┌─ RECORD LIST

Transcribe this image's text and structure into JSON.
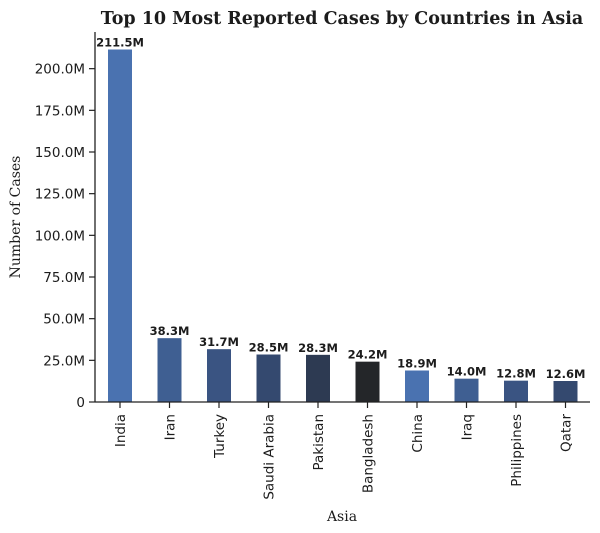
{
  "chart_data": {
    "type": "bar",
    "title": "Top 10 Most Reported Cases by Countries in Asia",
    "xlabel": "Asia",
    "ylabel": "Number of Cases",
    "categories": [
      "India",
      "Iran",
      "Turkey",
      "Saudi Arabia",
      "Pakistan",
      "Bangladesh",
      "China",
      "Iraq",
      "Philippines",
      "Qatar"
    ],
    "values": [
      211.5,
      38.3,
      31.7,
      28.5,
      28.3,
      24.2,
      18.9,
      14.0,
      12.8,
      12.6
    ],
    "value_unit": "M",
    "data_labels": [
      "211.5M",
      "38.3M",
      "31.7M",
      "28.5M",
      "28.3M",
      "24.2M",
      "18.9M",
      "14.0M",
      "12.8M",
      "12.6M"
    ],
    "bar_colors": [
      "#4a72b0",
      "#3f5f92",
      "#3a5482",
      "#34496f",
      "#2d3a52",
      "#242629",
      "#4a72b0",
      "#3f5f92",
      "#3a5482",
      "#34496f"
    ],
    "y_ticks": [
      0,
      25,
      50,
      75,
      100,
      125,
      150,
      175,
      200
    ],
    "y_tick_labels": [
      "0",
      "25.0M",
      "50.0M",
      "75.0M",
      "100.0M",
      "125.0M",
      "150.0M",
      "175.0M",
      "200.0M"
    ],
    "ylim": [
      0,
      222
    ],
    "grid": false,
    "legend": "none"
  }
}
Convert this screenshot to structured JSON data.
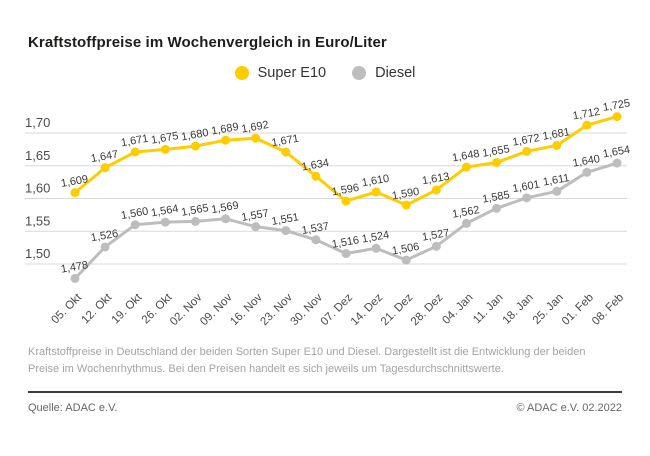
{
  "title": "Kraftstoffpreise im Wochenvergleich in Euro/Liter",
  "legend": {
    "items": [
      {
        "label": "Super E10",
        "color": "#FFCC00"
      },
      {
        "label": "Diesel",
        "color": "#BDBDBD"
      }
    ]
  },
  "chart_data": {
    "type": "line",
    "title": "Kraftstoffpreise im Wochenvergleich in Euro/Liter",
    "xlabel": "",
    "ylabel": "Euro/Liter",
    "categories": [
      "05. Okt",
      "12. Okt",
      "19. Okt",
      "26. Okt",
      "02. Nov",
      "09. Nov",
      "16. Nov",
      "23. Nov",
      "30. Nov",
      "07. Dez",
      "14. Dez",
      "21. Dez",
      "28. Dez",
      "04. Jan",
      "11. Jan",
      "18. Jan",
      "25. Jan",
      "01. Feb",
      "08. Feb"
    ],
    "series": [
      {
        "name": "Super E10",
        "color": "#FFCC00",
        "values": [
          1.609,
          1.647,
          1.671,
          1.675,
          1.68,
          1.689,
          1.692,
          1.671,
          1.634,
          1.596,
          1.61,
          1.59,
          1.613,
          1.648,
          1.655,
          1.672,
          1.681,
          1.712,
          1.725
        ]
      },
      {
        "name": "Diesel",
        "color": "#BDBDBD",
        "values": [
          1.478,
          1.526,
          1.56,
          1.564,
          1.565,
          1.569,
          1.557,
          1.551,
          1.537,
          1.516,
          1.524,
          1.506,
          1.527,
          1.562,
          1.585,
          1.601,
          1.611,
          1.64,
          1.654
        ]
      }
    ],
    "yticks": [
      1.5,
      1.55,
      1.6,
      1.65,
      1.7
    ],
    "ylim": [
      1.45,
      1.75
    ],
    "grid": true,
    "legend_position": "top",
    "grid_color": "#d8d8d8",
    "tick_color": "#4a4a4a",
    "data_label_color": "#3c3c3c",
    "decimal_separator": ","
  },
  "footnote": "Kraftstoffpreise in Deutschland der beiden Sorten Super E10 und Diesel. Dargestellt ist die Entwicklung der beiden Preise im Wochenrhythmus. Bei den Preisen handelt es sich jeweils um Tagesdurchschnittswerte.",
  "footer": {
    "source": "Quelle: ADAC e.V.",
    "copyright": "© ADAC e.V. 02.2022"
  }
}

└─

Please write out all the data again word for word, but not the pictures.

Transcribe this image's text and structure into JSON.
{
  "chart_data": {
    "type": "bar",
    "title": "Top 10 Most Reported Cases by Countries in Asia",
    "xlabel": "Asia",
    "ylabel": "Number of Cases",
    "categories": [
      "India",
      "Iran",
      "Turkey",
      "Saudi Arabia",
      "Pakistan",
      "Bangladesh",
      "China",
      "Iraq",
      "Philippines",
      "Qatar"
    ],
    "values": [
      211.5,
      38.3,
      31.7,
      28.5,
      28.3,
      24.2,
      18.9,
      14.0,
      12.8,
      12.6
    ],
    "value_unit": "M",
    "data_labels": [
      "211.5M",
      "38.3M",
      "31.7M",
      "28.5M",
      "28.3M",
      "24.2M",
      "18.9M",
      "14.0M",
      "12.8M",
      "12.6M"
    ],
    "bar_colors": [
      "#4a72b0",
      "#3f5f92",
      "#3a5482",
      "#34496f",
      "#2d3a52",
      "#242629",
      "#4a72b0",
      "#3f5f92",
      "#3a5482",
      "#34496f"
    ],
    "y_ticks": [
      0,
      25,
      50,
      75,
      100,
      125,
      150,
      175,
      200
    ],
    "y_tick_labels": [
      "0",
      "25.0M",
      "50.0M",
      "75.0M",
      "100.0M",
      "125.0M",
      "150.0M",
      "175.0M",
      "200.0M"
    ],
    "ylim": [
      0,
      222
    ],
    "grid": false,
    "legend": "none"
  }
}
Convert this screenshot to structured JSON data.
{
  "title": "Kraftstoffpreise im Wochenvergleich in Euro/Liter",
  "legend": {
    "items": [
      {
        "label": "Super E10",
        "color": "#FFCC00"
      },
      {
        "label": "Diesel",
        "color": "#BDBDBD"
      }
    ]
  },
  "chart_data": {
    "type": "line",
    "title": "Kraftstoffpreise im Wochenvergleich in Euro/Liter",
    "xlabel": "",
    "ylabel": "Euro/Liter",
    "categories": [
      "05. Okt",
      "12. Okt",
      "19. Okt",
      "26. Okt",
      "02. Nov",
      "09. Nov",
      "16. Nov",
      "23. Nov",
      "30. Nov",
      "07. Dez",
      "14. Dez",
      "21. Dez",
      "28. Dez",
      "04. Jan",
      "11. Jan",
      "18. Jan",
      "25. Jan",
      "01. Feb",
      "08. Feb"
    ],
    "series": [
      {
        "name": "Super E10",
        "color": "#FFCC00",
        "values": [
          1.609,
          1.647,
          1.671,
          1.675,
          1.68,
          1.689,
          1.692,
          1.671,
          1.634,
          1.596,
          1.61,
          1.59,
          1.613,
          1.648,
          1.655,
          1.672,
          1.681,
          1.712,
          1.725
        ]
      },
      {
        "name": "Diesel",
        "color": "#BDBDBD",
        "values": [
          1.478,
          1.526,
          1.56,
          1.564,
          1.565,
          1.569,
          1.557,
          1.551,
          1.537,
          1.516,
          1.524,
          1.506,
          1.527,
          1.562,
          1.585,
          1.601,
          1.611,
          1.64,
          1.654
        ]
      }
    ],
    "yticks": [
      1.5,
      1.55,
      1.6,
      1.65,
      1.7
    ],
    "ylim": [
      1.45,
      1.75
    ],
    "grid": true,
    "legend_position": "top",
    "grid_color": "#d8d8d8",
    "tick_color": "#4a4a4a",
    "data_label_color": "#3c3c3c",
    "decimal_separator": ","
  },
  "footnote": "Kraftstoffpreise in Deutschland der beiden Sorten Super E10 und Diesel. Dargestellt ist die Entwicklung der beiden Preise im Wochenrhythmus. Bei den Preisen handelt es sich jeweils um Tagesdurchschnittswerte.",
  "footer": {
    "source": "Quelle: ADAC e.V.",
    "copyright": "© ADAC e.V. 02.2022"
  }
}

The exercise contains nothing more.